## THE REQUEST
Any pictures in the records below should be skipped; write out everything else exactly.

## Saved entries

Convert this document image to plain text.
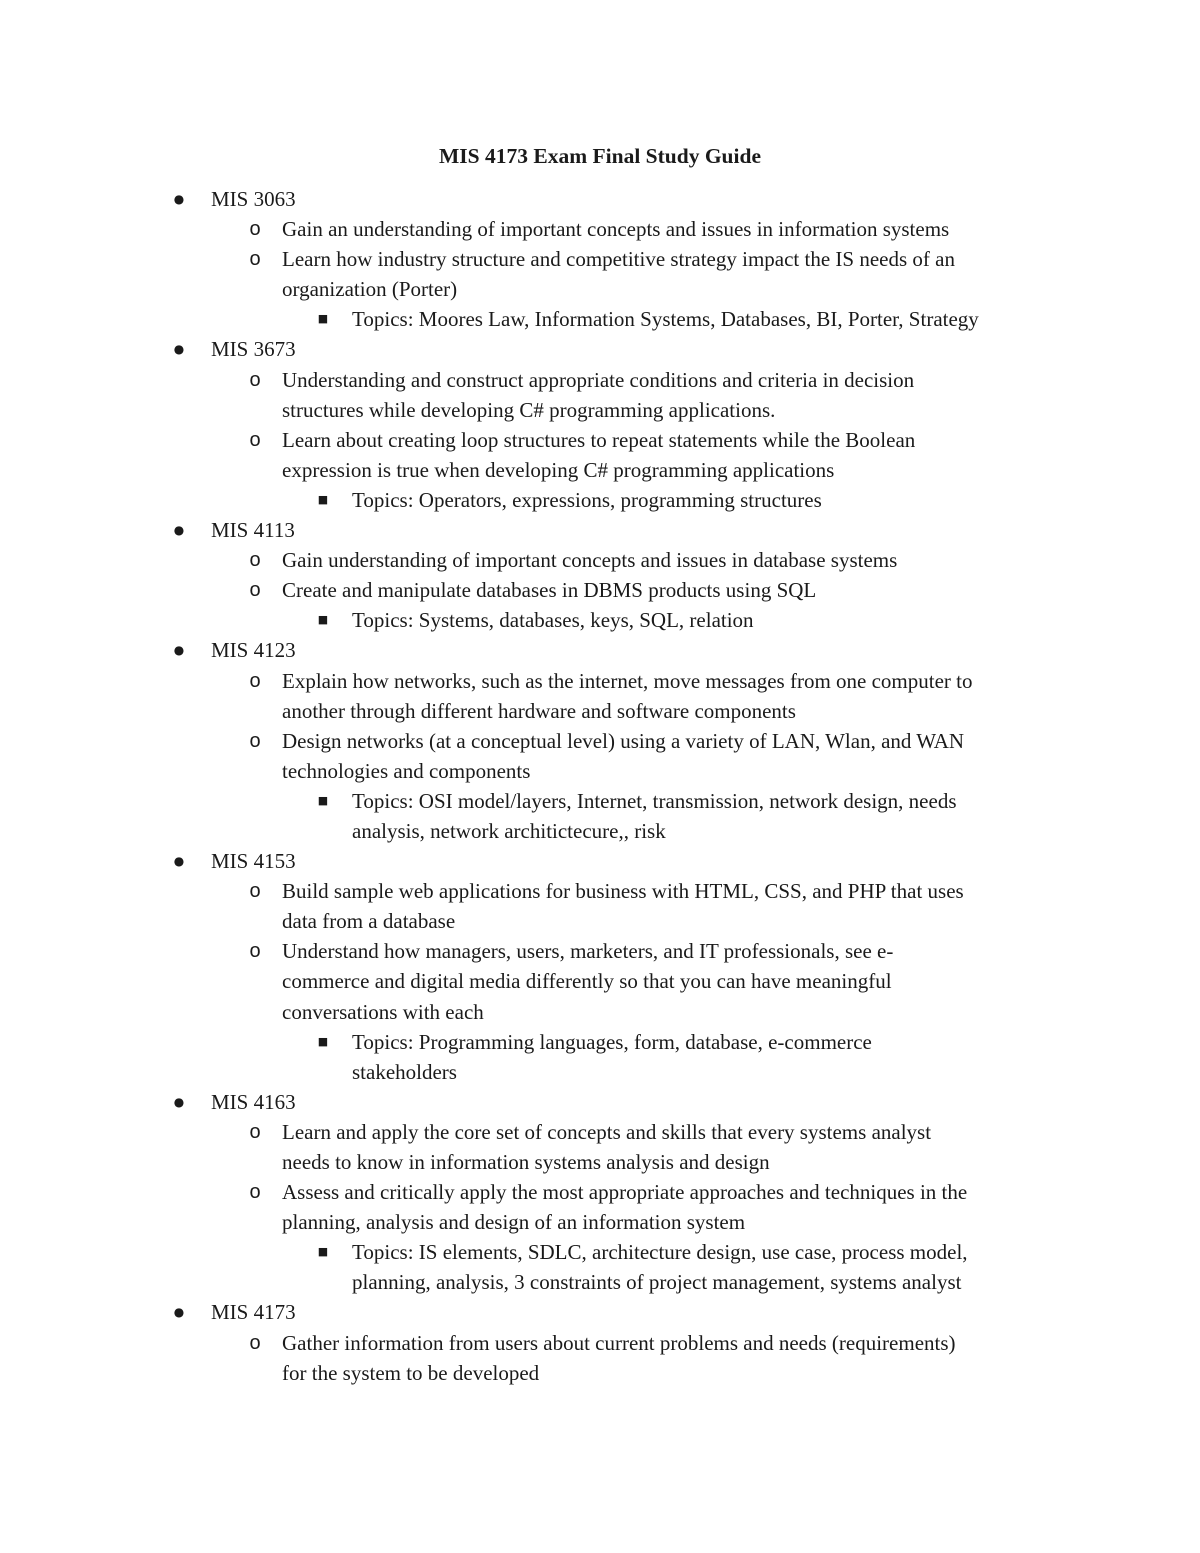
MIS 4173 Exam Final Study Guide
● MIS 3063
o Gain an understanding of important concepts and issues in information systems
o Learn how industry structure and competitive strategy impact the IS needs of an
organization (Porter)
■ Topics: Moores Law, Information Systems, Databases, BI, Porter, Strategy
● MIS 3673
o Understanding and construct appropriate conditions and criteria in decision
structures while developing C# programming applications.
o Learn about creating loop structures to repeat statements while the Boolean
expression is true when developing C# programming applications
■ Topics: Operators, expressions, programming structures
● MIS 4113
o Gain understanding of important concepts and issues in database systems
o Create and manipulate databases in DBMS products using SQL
■ Topics: Systems, databases, keys, SQL, relation
● MIS 4123
o Explain how networks, such as the internet, move messages from one computer to
another through different hardware and software components
o Design networks (at a conceptual level) using a variety of LAN, Wlan, and WAN
technologies and components
■ Topics: OSI model/layers, Internet, transmission, network design, needs
analysis, network architictecure,, risk
● MIS 4153
o Build sample web applications for business with HTML, CSS, and PHP that uses
data from a database
o Understand how managers, users, marketers, and IT professionals, see e-
commerce and digital media differently so that you can have meaningful
conversations with each
■ Topics: Programming languages, form, database, e-commerce
stakeholders
● MIS 4163
o Learn and apply the core set of concepts and skills that every systems analyst
needs to know in information systems analysis and design
o Assess and critically apply the most appropriate approaches and techniques in the
planning, analysis and design of an information system
■ Topics: IS elements, SDLC, architecture design, use case, process model,
planning, analysis, 3 constraints of project management, systems analyst
● MIS 4173
o Gather information from users about current problems and needs (requirements)
for the system to be developed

## FINAL RESULT
Convert this document image to plain text.
MIS 4173 Exam Final Study Guide
● MIS 3063
o Gain an understanding of important concepts and issues in information systems
o Learn how industry structure and competitive strategy impact the IS needs of an
organization (Porter)
■ Topics: Moores Law, Information Systems, Databases, BI, Porter, Strategy
● MIS 3673
o Understanding and construct appropriate conditions and criteria in decision
structures while developing C# programming applications.
o Learn about creating loop structures to repeat statements while the Boolean
expression is true when developing C# programming applications
■ Topics: Operators, expressions, programming structures
● MIS 4113
o Gain understanding of important concepts and issues in database systems
o Create and manipulate databases in DBMS products using SQL
■ Topics: Systems, databases, keys, SQL, relation
● MIS 4123
o Explain how networks, such as the internet, move messages from one computer to
another through different hardware and software components
o Design networks (at a conceptual level) using a variety of LAN, Wlan, and WAN
technologies and components
■ Topics: OSI model/layers, Internet, transmission, network design, needs
analysis, network architictecure,, risk
● MIS 4153
o Build sample web applications for business with HTML, CSS, and PHP that uses
data from a database
o Understand how managers, users, marketers, and IT professionals, see e-
commerce and digital media differently so that you can have meaningful
conversations with each
■ Topics: Programming languages, form, database, e-commerce
stakeholders
● MIS 4163
o Learn and apply the core set of concepts and skills that every systems analyst
needs to know in information systems analysis and design
o Assess and critically apply the most appropriate approaches and techniques in the
planning, analysis and design of an information system
■ Topics: IS elements, SDLC, architecture design, use case, process model,
planning, analysis, 3 constraints of project management, systems analyst
● MIS 4173
o Gather information from users about current problems and needs (requirements)
for the system to be developed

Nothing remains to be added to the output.